What this task involves: Repeat the full listing below verbatim and keep the images out.

Given records:
++++++++++++++++++++
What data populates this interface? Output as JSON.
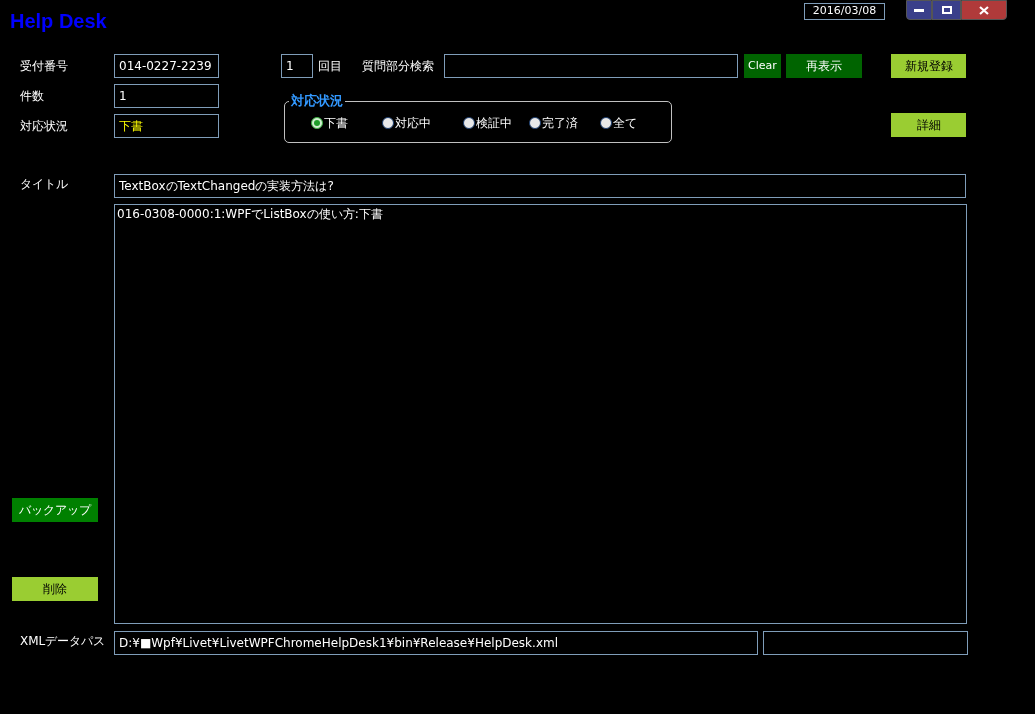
{
  "window": {
    "title": "Help Desk",
    "date": "2016/03/08"
  },
  "fields": [
    {
      "label": "受付番号",
      "value": "014-0227-2239",
      "highlight": false
    },
    {
      "label": "件数",
      "value": "1",
      "highlight": false
    },
    {
      "label": "対応状況",
      "value": "下書",
      "highlight": true
    }
  ],
  "search": {
    "count": "1",
    "count_suffix": "回目",
    "label": "質問部分検索",
    "clear_button": "Clear",
    "refresh_button": "再表示"
  },
  "status_group": {
    "legend": "対応状況",
    "options": [
      {
        "label": "下書",
        "selected": true
      },
      {
        "label": "対応中",
        "selected": false
      },
      {
        "label": "検証中",
        "selected": false
      },
      {
        "label": "完了済",
        "selected": false
      },
      {
        "label": "全て",
        "selected": false
      }
    ]
  },
  "right_buttons": [
    "新規登録",
    "詳細"
  ],
  "title_field": {
    "label": "タイトル",
    "value": "TextBoxのTextChangedの実装方法は?"
  },
  "list_items": [
    "016-0308-0000:1:WPFでListBoxの使い方:下書"
  ],
  "left_buttons": [
    {
      "label": "バックアップ",
      "kind": "dark"
    },
    {
      "label": "削除",
      "kind": "light"
    }
  ],
  "xml_path": {
    "label": "XMLデータパス",
    "value": "D:¥■Wpf¥Livet¥LivetWPFChromeHelpDesk1¥bin¥Release¥HelpDesk.xml"
  }
}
++++++++++++++++++++
Result of the exercise:
What data populates this interface? Output as JSON.
{
  "window": {
    "title": "Help Desk",
    "date": "2016/03/08"
  },
  "fields": [
    {
      "label": "受付番号",
      "value": "014-0227-2239",
      "highlight": false
    },
    {
      "label": "件数",
      "value": "1",
      "highlight": false
    },
    {
      "label": "対応状況",
      "value": "下書",
      "highlight": true
    }
  ],
  "search": {
    "count": "1",
    "count_suffix": "回目",
    "label": "質問部分検索",
    "clear_button": "Clear",
    "refresh_button": "再表示"
  },
  "status_group": {
    "legend": "対応状況",
    "options": [
      {
        "label": "下書",
        "selected": true
      },
      {
        "label": "対応中",
        "selected": false
      },
      {
        "label": "検証中",
        "selected": false
      },
      {
        "label": "完了済",
        "selected": false
      },
      {
        "label": "全て",
        "selected": false
      }
    ]
  },
  "right_buttons": [
    "新規登録",
    "詳細"
  ],
  "title_field": {
    "label": "タイトル",
    "value": "TextBoxのTextChangedの実装方法は?"
  },
  "list_items": [
    "016-0308-0000:1:WPFでListBoxの使い方:下書"
  ],
  "left_buttons": [
    {
      "label": "バックアップ",
      "kind": "dark"
    },
    {
      "label": "削除",
      "kind": "light"
    }
  ],
  "xml_path": {
    "label": "XMLデータパス",
    "value": "D:¥■Wpf¥Livet¥LivetWPFChromeHelpDesk1¥bin¥Release¥HelpDesk.xml"
  }
}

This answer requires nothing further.